• **Your task**
Write out the whole listing exactly as it stands.

====

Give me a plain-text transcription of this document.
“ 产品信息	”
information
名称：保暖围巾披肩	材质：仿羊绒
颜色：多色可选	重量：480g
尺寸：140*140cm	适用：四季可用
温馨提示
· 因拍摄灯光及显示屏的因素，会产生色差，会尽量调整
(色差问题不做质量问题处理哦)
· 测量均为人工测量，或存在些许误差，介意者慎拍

====

• **Worked solution**
Give me a plain-text transcription of this document.
“ 产品信息	”
information
名称：保暖围巾披肩	材质：仿羊绒
颜色：多色可选	重量：480g
尺寸：140*140cm	适用：四季可用
温馨提示
· 因拍摄灯光及显示屏的因素，会产生色差，会尽量调整
(色差问题不做质量问题处理哦)
· 测量均为人工测量，或存在些许误差，介意者慎拍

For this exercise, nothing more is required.